### Exercise requirements
Check every line of the data below for the string "получило", and copy the ones that hold it.

### Provided records
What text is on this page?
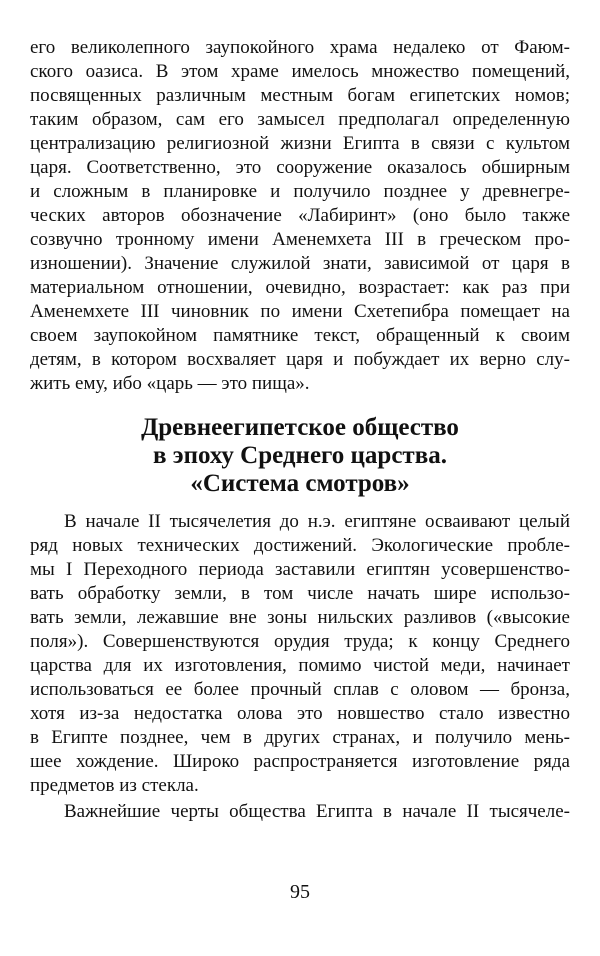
его великолепного заупокойного храма недалеко от Фаюм-
ского оазиса. В этом храме имелось множество помещений,
посвященных различным местным богам египетских номов;
таким образом, сам его замысел предполагал определенную
централизацию религиозной жизни Египта в связи с культом
царя. Соответственно, это сооружение оказалось обширным
и сложным в планировке и получило позднее у древнегре-
ческих авторов обозначение «Лабиринт» (оно было также
созвучно тронному имени Аменемхета III в греческом про-
изношении). Значение служилой знати, зависимой от царя в
материальном отношении, очевидно, возрастает: как раз при
Аменемхете III чиновник по имени Схетепибра помещает на
своем заупокойном памятнике текст, обращенный к своим
детям, в котором восхваляет царя и побуждает их верно слу-
жить ему, ибо «царь — это пища».
Древнеегипетское общество
в эпоху Среднего царства.
«Система смотров»
В начале II тысячелетия до н.э. египтяне осваивают целый
ряд новых технических достижений. Экологические пробле-
мы I Переходного периода заставили египтян усовершенство-
вать обработку земли, в том числе начать шире использо-
вать земли, лежавшие вне зоны нильских разливов («высокие
поля»). Совершенствуются орудия труда; к концу Среднего
царства для их изготовления, помимо чистой меди, начинает
использоваться ее более прочный сплав с оловом — бронза,
хотя из-за недостатка олова это новшество стало известно
в Египте позднее, чем в других странах, и получило мень-
шее хождение. Широко распространяется изготовление ряда
предметов из стекла.
Важнейшие черты общества Египта в начале II тысячеле-
95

### Reply
и сложным в планировке и получило позднее у древнегре-
в Египте позднее, чем в других странах, и получило мень-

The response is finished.